Data records:
##############################
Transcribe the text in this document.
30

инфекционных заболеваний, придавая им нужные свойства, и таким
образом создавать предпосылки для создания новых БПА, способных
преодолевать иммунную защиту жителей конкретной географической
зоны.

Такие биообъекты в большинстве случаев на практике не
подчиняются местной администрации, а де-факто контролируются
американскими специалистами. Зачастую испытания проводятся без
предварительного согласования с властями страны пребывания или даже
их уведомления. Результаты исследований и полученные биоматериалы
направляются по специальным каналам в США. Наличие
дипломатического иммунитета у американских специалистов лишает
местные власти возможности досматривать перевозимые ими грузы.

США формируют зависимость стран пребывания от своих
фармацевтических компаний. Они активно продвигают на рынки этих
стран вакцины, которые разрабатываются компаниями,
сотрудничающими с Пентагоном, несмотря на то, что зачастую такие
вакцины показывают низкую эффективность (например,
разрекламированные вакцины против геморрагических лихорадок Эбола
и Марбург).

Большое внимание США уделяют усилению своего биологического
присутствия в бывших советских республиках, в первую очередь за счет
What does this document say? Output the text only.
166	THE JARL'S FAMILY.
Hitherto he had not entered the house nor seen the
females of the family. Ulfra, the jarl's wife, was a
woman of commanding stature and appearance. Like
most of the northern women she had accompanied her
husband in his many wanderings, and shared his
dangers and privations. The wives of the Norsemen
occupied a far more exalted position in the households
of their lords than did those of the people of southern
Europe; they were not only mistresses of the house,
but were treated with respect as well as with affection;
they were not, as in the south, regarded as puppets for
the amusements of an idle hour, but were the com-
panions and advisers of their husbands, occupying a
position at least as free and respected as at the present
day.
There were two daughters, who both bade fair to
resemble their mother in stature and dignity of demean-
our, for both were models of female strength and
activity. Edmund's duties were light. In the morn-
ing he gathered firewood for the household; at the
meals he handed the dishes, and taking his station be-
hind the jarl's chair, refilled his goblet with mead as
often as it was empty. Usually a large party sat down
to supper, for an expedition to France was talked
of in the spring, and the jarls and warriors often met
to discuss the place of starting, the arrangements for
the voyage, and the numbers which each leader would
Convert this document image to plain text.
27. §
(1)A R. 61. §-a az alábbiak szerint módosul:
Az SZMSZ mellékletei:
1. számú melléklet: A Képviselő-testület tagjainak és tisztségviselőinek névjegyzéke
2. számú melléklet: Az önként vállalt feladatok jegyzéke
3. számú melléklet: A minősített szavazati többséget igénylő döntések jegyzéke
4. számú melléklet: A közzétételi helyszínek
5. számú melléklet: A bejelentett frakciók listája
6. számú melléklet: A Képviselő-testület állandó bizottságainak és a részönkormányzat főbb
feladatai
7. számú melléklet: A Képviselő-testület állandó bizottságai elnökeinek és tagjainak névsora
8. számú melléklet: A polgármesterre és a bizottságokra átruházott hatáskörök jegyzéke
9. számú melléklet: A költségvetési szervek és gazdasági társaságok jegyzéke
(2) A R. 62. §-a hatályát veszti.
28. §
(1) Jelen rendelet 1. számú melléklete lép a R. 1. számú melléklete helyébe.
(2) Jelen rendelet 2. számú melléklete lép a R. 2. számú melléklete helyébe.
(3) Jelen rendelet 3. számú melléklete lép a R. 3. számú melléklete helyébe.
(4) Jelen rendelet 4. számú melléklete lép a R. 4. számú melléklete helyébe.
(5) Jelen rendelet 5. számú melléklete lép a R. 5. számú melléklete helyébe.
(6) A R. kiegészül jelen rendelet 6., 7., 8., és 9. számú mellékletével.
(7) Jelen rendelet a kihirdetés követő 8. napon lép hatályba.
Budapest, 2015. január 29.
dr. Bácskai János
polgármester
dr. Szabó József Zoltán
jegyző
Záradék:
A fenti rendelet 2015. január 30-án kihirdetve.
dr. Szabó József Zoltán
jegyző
##############################
The exercise:
Copy out the whole listing exactly; please set it all down.

Full output:
Transcribe the text in this document.
30

инфекционных заболеваний, придавая им нужные свойства, и таким
образом создавать предпосылки для создания новых БПА, способных
преодолевать иммунную защиту жителей конкретной географической
зоны.

Такие биообъекты в большинстве случаев на практике не
подчиняются местной администрации, а де-факто контролируются
американскими специалистами. Зачастую испытания проводятся без
предварительного согласования с властями страны пребывания или даже
их уведомления. Результаты исследований и полученные биоматериалы
направляются по специальным каналам в США. Наличие
дипломатического иммунитета у американских специалистов лишает
местные власти возможности досматривать перевозимые ими грузы.

США формируют зависимость стран пребывания от своих
фармацевтических компаний. Они активно продвигают на рынки этих
стран вакцины, которые разрабатываются компаниями,
сотрудничающими с Пентагоном, несмотря на то, что зачастую такие
вакцины показывают низкую эффективность (например,
разрекламированные вакцины против геморрагических лихорадок Эбола
и Марбург).

Большое внимание США уделяют усилению своего биологического
присутствия в бывших советских республиках, в первую очередь за счет
What does this document say? Output the text only.
166	THE JARL'S FAMILY.
Hitherto he had not entered the house nor seen the
females of the family. Ulfra, the jarl's wife, was a
woman of commanding stature and appearance. Like
most of the northern women she had accompanied her
husband in his many wanderings, and shared his
dangers and privations. The wives of the Norsemen
occupied a far more exalted position in the households
of their lords than did those of the people of southern
Europe; they were not only mistresses of the house,
but were treated with respect as well as with affection;
they were not, as in the south, regarded as puppets for
the amusements of an idle hour, but were the com-
panions and advisers of their husbands, occupying a
position at least as free and respected as at the present
day.
There were two daughters, who both bade fair to
resemble their mother in stature and dignity of demean-
our, for both were models of female strength and
activity. Edmund's duties were light. In the morn-
ing he gathered firewood for the household; at the
meals he handed the dishes, and taking his station be-
hind the jarl's chair, refilled his goblet with mead as
often as it was empty. Usually a large party sat down
to supper, for an expedition to France was talked
of in the spring, and the jarls and warriors often met
to discuss the place of starting, the arrangements for
the voyage, and the numbers which each leader would
Convert this document image to plain text.
27. §
(1)A R. 61. §-a az alábbiak szerint módosul:
Az SZMSZ mellékletei:
1. számú melléklet: A Képviselő-testület tagjainak és tisztségviselőinek névjegyzéke
2. számú melléklet: Az önként vállalt feladatok jegyzéke
3. számú melléklet: A minősített szavazati többséget igénylő döntések jegyzéke
4. számú melléklet: A közzétételi helyszínek
5. számú melléklet: A bejelentett frakciók listája
6. számú melléklet: A Képviselő-testület állandó bizottságainak és a részönkormányzat főbb
feladatai
7. számú melléklet: A Képviselő-testület állandó bizottságai elnökeinek és tagjainak névsora
8. számú melléklet: A polgármesterre és a bizottságokra átruházott hatáskörök jegyzéke
9. számú melléklet: A költségvetési szervek és gazdasági társaságok jegyzéke
(2) A R. 62. §-a hatályát veszti.
28. §
(1) Jelen rendelet 1. számú melléklete lép a R. 1. számú melléklete helyébe.
(2) Jelen rendelet 2. számú melléklete lép a R. 2. számú melléklete helyébe.
(3) Jelen rendelet 3. számú melléklete lép a R. 3. számú melléklete helyébe.
(4) Jelen rendelet 4. számú melléklete lép a R. 4. számú melléklete helyébe.
(5) Jelen rendelet 5. számú melléklete lép a R. 5. számú melléklete helyébe.
(6) A R. kiegészül jelen rendelet 6., 7., 8., és 9. számú mellékletével.
(7) Jelen rendelet a kihirdetés követő 8. napon lép hatályba.
Budapest, 2015. január 29.
dr. Bácskai János
polgármester
dr. Szabó József Zoltán
jegyző
Záradék:
A fenti rendelet 2015. január 30-án kihirdetve.
dr. Szabó József Zoltán
jegyző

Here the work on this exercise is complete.